---- The data
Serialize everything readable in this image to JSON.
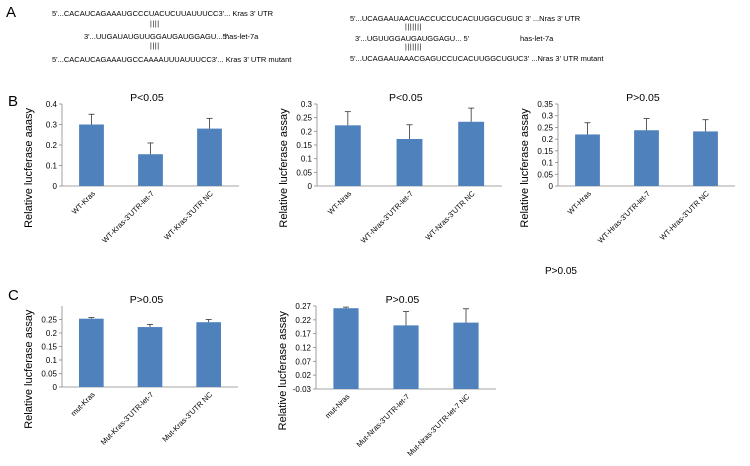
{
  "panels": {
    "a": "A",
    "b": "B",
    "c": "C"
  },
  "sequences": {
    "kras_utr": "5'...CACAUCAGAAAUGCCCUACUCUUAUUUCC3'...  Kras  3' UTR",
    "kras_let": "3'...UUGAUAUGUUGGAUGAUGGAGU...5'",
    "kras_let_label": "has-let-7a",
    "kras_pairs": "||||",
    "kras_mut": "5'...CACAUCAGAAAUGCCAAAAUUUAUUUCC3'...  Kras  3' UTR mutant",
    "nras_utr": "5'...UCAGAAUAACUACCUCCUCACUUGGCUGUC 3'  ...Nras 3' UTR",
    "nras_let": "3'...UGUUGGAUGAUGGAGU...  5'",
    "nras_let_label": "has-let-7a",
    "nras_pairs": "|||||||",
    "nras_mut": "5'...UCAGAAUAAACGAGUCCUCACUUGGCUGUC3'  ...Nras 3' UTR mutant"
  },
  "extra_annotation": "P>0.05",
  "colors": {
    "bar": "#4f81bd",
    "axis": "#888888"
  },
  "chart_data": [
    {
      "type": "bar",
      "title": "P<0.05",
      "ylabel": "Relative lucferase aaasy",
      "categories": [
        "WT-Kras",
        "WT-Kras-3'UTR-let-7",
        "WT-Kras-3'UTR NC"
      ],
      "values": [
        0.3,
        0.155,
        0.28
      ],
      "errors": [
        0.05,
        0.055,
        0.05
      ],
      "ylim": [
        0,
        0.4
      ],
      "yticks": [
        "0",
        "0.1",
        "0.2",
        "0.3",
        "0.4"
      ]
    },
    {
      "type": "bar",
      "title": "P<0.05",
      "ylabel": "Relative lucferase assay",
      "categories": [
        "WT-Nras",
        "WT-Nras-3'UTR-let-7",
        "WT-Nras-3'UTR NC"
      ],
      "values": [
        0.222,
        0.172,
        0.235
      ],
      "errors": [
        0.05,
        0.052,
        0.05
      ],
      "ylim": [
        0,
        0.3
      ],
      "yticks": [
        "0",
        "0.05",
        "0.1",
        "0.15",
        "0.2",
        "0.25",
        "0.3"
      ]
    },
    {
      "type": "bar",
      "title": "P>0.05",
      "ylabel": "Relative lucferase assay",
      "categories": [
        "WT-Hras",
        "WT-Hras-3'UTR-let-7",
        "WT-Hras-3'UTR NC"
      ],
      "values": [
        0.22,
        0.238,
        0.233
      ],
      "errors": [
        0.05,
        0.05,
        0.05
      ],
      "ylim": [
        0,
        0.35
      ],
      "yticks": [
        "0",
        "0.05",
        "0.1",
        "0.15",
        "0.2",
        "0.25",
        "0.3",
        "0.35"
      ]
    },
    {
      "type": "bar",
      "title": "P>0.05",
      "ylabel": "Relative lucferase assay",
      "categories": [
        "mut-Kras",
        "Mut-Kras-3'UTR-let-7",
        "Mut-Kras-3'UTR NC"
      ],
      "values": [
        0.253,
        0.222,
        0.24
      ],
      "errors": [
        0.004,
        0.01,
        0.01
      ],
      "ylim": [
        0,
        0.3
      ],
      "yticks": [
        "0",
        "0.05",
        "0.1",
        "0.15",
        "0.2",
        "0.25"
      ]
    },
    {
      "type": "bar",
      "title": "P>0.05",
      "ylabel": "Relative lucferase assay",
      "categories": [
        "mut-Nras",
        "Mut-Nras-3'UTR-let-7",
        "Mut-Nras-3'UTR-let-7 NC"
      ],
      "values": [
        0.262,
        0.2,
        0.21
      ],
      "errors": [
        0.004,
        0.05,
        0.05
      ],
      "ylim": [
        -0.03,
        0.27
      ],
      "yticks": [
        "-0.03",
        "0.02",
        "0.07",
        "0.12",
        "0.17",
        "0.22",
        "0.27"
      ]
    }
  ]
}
--------
---- The data
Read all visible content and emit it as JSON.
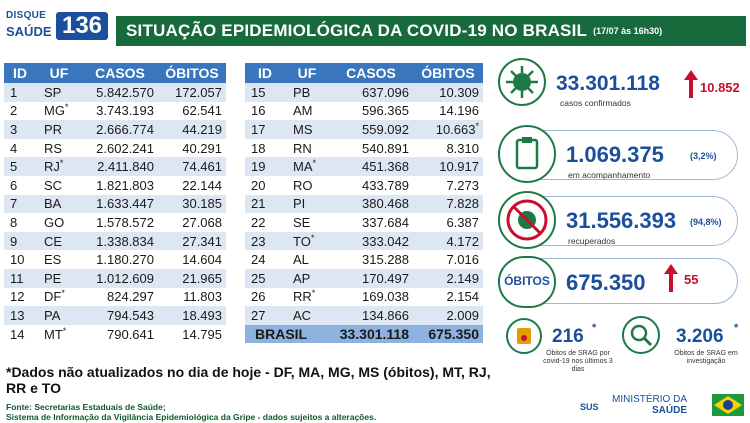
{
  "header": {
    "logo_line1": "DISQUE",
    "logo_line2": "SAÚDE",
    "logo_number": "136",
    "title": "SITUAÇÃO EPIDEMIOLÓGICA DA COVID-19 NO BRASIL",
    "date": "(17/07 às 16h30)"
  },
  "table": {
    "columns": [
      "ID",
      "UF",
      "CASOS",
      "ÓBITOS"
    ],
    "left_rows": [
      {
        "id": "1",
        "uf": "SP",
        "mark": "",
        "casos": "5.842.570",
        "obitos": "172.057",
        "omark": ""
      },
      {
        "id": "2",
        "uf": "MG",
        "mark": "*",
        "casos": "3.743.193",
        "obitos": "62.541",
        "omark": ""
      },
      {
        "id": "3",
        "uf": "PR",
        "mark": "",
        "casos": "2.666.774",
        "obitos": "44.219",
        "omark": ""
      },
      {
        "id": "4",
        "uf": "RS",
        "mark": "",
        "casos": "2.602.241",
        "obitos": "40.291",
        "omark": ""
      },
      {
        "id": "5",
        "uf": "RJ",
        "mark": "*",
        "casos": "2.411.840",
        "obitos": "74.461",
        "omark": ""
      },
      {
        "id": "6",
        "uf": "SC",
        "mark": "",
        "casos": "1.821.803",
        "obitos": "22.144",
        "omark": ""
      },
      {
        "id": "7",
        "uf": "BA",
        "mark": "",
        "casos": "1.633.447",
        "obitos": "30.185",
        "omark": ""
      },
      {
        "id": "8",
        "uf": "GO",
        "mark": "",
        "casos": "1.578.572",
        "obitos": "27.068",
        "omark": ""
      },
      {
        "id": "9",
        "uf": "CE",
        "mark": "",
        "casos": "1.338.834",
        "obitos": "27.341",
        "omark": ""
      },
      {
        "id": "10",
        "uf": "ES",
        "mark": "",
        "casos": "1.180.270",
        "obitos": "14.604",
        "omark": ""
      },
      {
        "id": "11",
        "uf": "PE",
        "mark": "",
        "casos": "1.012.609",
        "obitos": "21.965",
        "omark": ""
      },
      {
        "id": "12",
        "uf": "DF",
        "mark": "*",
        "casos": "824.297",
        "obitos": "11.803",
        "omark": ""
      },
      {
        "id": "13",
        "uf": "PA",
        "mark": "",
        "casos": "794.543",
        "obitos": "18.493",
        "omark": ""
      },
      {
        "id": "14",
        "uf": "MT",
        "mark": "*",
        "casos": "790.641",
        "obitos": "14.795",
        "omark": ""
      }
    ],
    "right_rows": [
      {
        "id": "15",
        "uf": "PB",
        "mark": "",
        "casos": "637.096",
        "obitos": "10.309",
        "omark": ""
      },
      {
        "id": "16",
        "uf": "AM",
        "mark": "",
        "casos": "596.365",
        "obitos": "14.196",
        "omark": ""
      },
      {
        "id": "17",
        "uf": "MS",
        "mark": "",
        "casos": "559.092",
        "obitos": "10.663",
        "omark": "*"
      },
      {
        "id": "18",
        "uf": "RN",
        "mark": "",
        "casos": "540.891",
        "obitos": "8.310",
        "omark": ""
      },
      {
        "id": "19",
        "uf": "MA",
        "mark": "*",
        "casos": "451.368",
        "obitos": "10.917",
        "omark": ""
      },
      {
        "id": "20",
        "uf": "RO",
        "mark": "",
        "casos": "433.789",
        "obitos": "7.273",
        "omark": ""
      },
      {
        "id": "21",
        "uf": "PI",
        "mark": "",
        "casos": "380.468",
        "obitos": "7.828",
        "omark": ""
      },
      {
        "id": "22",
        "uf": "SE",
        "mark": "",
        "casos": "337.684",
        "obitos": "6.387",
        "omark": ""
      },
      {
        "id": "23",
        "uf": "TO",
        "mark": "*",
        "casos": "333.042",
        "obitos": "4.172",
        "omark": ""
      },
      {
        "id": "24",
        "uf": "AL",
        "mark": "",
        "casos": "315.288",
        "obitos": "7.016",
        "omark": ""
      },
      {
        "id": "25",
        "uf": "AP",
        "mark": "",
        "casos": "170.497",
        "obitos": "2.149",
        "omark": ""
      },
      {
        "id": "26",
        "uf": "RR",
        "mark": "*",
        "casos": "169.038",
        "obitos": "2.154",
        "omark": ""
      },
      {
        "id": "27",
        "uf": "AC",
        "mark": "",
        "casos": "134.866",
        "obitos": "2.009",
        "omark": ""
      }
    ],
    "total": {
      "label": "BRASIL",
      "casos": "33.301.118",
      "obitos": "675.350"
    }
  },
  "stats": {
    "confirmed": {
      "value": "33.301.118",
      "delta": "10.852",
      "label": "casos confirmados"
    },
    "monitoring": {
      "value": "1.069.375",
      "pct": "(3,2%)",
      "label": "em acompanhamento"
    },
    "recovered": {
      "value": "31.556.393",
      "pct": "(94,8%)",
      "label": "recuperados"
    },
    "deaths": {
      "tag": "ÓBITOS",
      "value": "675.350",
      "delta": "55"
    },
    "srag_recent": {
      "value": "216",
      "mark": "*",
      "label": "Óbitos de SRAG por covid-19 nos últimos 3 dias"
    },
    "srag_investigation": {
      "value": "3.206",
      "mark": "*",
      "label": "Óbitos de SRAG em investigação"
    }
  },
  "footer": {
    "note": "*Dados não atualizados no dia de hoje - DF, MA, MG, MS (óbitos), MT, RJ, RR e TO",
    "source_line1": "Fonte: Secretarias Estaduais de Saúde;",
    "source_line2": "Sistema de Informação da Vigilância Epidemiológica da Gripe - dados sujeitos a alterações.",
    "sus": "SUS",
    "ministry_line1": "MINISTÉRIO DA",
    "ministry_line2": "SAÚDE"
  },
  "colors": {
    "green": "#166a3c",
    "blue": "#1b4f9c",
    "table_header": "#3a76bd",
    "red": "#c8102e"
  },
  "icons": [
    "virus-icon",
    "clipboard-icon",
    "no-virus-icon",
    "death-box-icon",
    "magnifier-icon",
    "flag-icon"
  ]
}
--------
What to produce
Report every line of the entries that carries the word "Hras".

Task output
        "WT-Hras",
        "WT-Hras-3'UTR-let-7",
        "WT-Hras-3'UTR NC"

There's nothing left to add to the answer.